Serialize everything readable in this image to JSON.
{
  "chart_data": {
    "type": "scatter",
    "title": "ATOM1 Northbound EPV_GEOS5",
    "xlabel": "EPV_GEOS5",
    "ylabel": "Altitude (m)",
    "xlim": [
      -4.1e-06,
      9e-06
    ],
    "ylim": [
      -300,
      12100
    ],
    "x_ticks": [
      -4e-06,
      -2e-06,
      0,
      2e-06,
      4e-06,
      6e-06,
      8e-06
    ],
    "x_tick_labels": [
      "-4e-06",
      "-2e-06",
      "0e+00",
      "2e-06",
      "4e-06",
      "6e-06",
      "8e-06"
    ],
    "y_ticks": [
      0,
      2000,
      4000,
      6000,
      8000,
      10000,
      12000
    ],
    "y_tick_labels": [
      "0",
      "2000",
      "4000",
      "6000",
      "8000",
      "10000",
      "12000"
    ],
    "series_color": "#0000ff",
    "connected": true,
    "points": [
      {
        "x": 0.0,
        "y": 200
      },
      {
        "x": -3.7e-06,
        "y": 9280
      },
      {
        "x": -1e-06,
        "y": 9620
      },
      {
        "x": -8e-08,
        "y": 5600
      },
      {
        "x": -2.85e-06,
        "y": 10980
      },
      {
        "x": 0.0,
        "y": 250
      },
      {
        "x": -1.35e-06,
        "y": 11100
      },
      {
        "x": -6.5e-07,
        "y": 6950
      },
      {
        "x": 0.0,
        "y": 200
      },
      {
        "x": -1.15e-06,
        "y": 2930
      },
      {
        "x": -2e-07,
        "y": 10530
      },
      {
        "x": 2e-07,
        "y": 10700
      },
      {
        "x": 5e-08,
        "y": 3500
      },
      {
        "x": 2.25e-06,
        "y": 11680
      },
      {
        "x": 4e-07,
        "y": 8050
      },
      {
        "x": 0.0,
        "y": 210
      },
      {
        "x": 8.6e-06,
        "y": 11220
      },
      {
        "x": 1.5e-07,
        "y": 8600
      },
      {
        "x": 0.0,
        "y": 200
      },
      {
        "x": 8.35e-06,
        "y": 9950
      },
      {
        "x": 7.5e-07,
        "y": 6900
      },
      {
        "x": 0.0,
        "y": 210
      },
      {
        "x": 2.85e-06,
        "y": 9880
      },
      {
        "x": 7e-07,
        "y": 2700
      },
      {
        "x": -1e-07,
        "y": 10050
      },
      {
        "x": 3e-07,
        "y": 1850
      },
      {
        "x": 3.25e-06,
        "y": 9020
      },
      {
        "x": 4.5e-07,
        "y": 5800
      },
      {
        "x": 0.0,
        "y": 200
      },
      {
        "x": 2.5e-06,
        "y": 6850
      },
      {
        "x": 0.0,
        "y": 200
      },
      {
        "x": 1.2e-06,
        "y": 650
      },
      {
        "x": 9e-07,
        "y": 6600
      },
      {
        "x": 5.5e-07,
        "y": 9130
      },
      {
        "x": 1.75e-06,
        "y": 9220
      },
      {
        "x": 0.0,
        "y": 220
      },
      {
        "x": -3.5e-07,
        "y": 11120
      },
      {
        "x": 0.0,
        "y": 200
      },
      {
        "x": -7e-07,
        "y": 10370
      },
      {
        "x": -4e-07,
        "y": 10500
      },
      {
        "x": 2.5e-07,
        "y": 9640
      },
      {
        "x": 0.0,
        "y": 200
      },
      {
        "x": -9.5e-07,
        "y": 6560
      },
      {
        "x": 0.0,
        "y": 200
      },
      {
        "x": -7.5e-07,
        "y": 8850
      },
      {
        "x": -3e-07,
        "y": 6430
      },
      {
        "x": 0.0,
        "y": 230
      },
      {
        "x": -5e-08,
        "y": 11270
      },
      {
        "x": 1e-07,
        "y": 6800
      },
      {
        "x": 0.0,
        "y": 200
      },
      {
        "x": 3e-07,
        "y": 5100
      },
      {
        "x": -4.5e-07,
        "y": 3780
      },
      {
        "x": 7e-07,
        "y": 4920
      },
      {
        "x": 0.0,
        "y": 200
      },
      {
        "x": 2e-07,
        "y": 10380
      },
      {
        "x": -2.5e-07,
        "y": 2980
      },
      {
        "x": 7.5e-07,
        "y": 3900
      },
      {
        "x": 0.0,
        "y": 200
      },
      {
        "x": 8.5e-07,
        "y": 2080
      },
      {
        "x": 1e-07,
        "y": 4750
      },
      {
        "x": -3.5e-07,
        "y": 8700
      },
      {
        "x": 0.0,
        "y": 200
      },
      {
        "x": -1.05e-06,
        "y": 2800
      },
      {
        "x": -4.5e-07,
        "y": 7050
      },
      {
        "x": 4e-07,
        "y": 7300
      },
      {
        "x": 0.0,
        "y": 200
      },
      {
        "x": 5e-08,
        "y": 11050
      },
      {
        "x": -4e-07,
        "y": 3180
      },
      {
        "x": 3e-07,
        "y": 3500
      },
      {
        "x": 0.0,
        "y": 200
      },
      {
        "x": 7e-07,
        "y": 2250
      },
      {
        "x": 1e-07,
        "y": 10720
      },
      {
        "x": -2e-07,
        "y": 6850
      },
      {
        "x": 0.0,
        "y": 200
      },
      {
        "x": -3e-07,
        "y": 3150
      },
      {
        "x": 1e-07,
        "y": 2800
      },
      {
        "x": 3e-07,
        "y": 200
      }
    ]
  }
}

+++

▸ GIVEN PROBLEM
The records above must be output exactly, in full.

▸ COMPLETE ANSWER
Serialize everything readable in this image to JSON.
{
  "chart_data": {
    "type": "scatter",
    "title": "ATOM1 Northbound EPV_GEOS5",
    "xlabel": "EPV_GEOS5",
    "ylabel": "Altitude (m)",
    "xlim": [
      -4.1e-06,
      9e-06
    ],
    "ylim": [
      -300,
      12100
    ],
    "x_ticks": [
      -4e-06,
      -2e-06,
      0,
      2e-06,
      4e-06,
      6e-06,
      8e-06
    ],
    "x_tick_labels": [
      "-4e-06",
      "-2e-06",
      "0e+00",
      "2e-06",
      "4e-06",
      "6e-06",
      "8e-06"
    ],
    "y_ticks": [
      0,
      2000,
      4000,
      6000,
      8000,
      10000,
      12000
    ],
    "y_tick_labels": [
      "0",
      "2000",
      "4000",
      "6000",
      "8000",
      "10000",
      "12000"
    ],
    "series_color": "#0000ff",
    "connected": true,
    "points": [
      {
        "x": 0.0,
        "y": 200
      },
      {
        "x": -3.7e-06,
        "y": 9280
      },
      {
        "x": -1e-06,
        "y": 9620
      },
      {
        "x": -8e-08,
        "y": 5600
      },
      {
        "x": -2.85e-06,
        "y": 10980
      },
      {
        "x": 0.0,
        "y": 250
      },
      {
        "x": -1.35e-06,
        "y": 11100
      },
      {
        "x": -6.5e-07,
        "y": 6950
      },
      {
        "x": 0.0,
        "y": 200
      },
      {
        "x": -1.15e-06,
        "y": 2930
      },
      {
        "x": -2e-07,
        "y": 10530
      },
      {
        "x": 2e-07,
        "y": 10700
      },
      {
        "x": 5e-08,
        "y": 3500
      },
      {
        "x": 2.25e-06,
        "y": 11680
      },
      {
        "x": 4e-07,
        "y": 8050
      },
      {
        "x": 0.0,
        "y": 210
      },
      {
        "x": 8.6e-06,
        "y": 11220
      },
      {
        "x": 1.5e-07,
        "y": 8600
      },
      {
        "x": 0.0,
        "y": 200
      },
      {
        "x": 8.35e-06,
        "y": 9950
      },
      {
        "x": 7.5e-07,
        "y": 6900
      },
      {
        "x": 0.0,
        "y": 210
      },
      {
        "x": 2.85e-06,
        "y": 9880
      },
      {
        "x": 7e-07,
        "y": 2700
      },
      {
        "x": -1e-07,
        "y": 10050
      },
      {
        "x": 3e-07,
        "y": 1850
      },
      {
        "x": 3.25e-06,
        "y": 9020
      },
      {
        "x": 4.5e-07,
        "y": 5800
      },
      {
        "x": 0.0,
        "y": 200
      },
      {
        "x": 2.5e-06,
        "y": 6850
      },
      {
        "x": 0.0,
        "y": 200
      },
      {
        "x": 1.2e-06,
        "y": 650
      },
      {
        "x": 9e-07,
        "y": 6600
      },
      {
        "x": 5.5e-07,
        "y": 9130
      },
      {
        "x": 1.75e-06,
        "y": 9220
      },
      {
        "x": 0.0,
        "y": 220
      },
      {
        "x": -3.5e-07,
        "y": 11120
      },
      {
        "x": 0.0,
        "y": 200
      },
      {
        "x": -7e-07,
        "y": 10370
      },
      {
        "x": -4e-07,
        "y": 10500
      },
      {
        "x": 2.5e-07,
        "y": 9640
      },
      {
        "x": 0.0,
        "y": 200
      },
      {
        "x": -9.5e-07,
        "y": 6560
      },
      {
        "x": 0.0,
        "y": 200
      },
      {
        "x": -7.5e-07,
        "y": 8850
      },
      {
        "x": -3e-07,
        "y": 6430
      },
      {
        "x": 0.0,
        "y": 230
      },
      {
        "x": -5e-08,
        "y": 11270
      },
      {
        "x": 1e-07,
        "y": 6800
      },
      {
        "x": 0.0,
        "y": 200
      },
      {
        "x": 3e-07,
        "y": 5100
      },
      {
        "x": -4.5e-07,
        "y": 3780
      },
      {
        "x": 7e-07,
        "y": 4920
      },
      {
        "x": 0.0,
        "y": 200
      },
      {
        "x": 2e-07,
        "y": 10380
      },
      {
        "x": -2.5e-07,
        "y": 2980
      },
      {
        "x": 7.5e-07,
        "y": 3900
      },
      {
        "x": 0.0,
        "y": 200
      },
      {
        "x": 8.5e-07,
        "y": 2080
      },
      {
        "x": 1e-07,
        "y": 4750
      },
      {
        "x": -3.5e-07,
        "y": 8700
      },
      {
        "x": 0.0,
        "y": 200
      },
      {
        "x": -1.05e-06,
        "y": 2800
      },
      {
        "x": -4.5e-07,
        "y": 7050
      },
      {
        "x": 4e-07,
        "y": 7300
      },
      {
        "x": 0.0,
        "y": 200
      },
      {
        "x": 5e-08,
        "y": 11050
      },
      {
        "x": -4e-07,
        "y": 3180
      },
      {
        "x": 3e-07,
        "y": 3500
      },
      {
        "x": 0.0,
        "y": 200
      },
      {
        "x": 7e-07,
        "y": 2250
      },
      {
        "x": 1e-07,
        "y": 10720
      },
      {
        "x": -2e-07,
        "y": 6850
      },
      {
        "x": 0.0,
        "y": 200
      },
      {
        "x": -3e-07,
        "y": 3150
      },
      {
        "x": 1e-07,
        "y": 2800
      },
      {
        "x": 3e-07,
        "y": 200
      }
    ]
  }
}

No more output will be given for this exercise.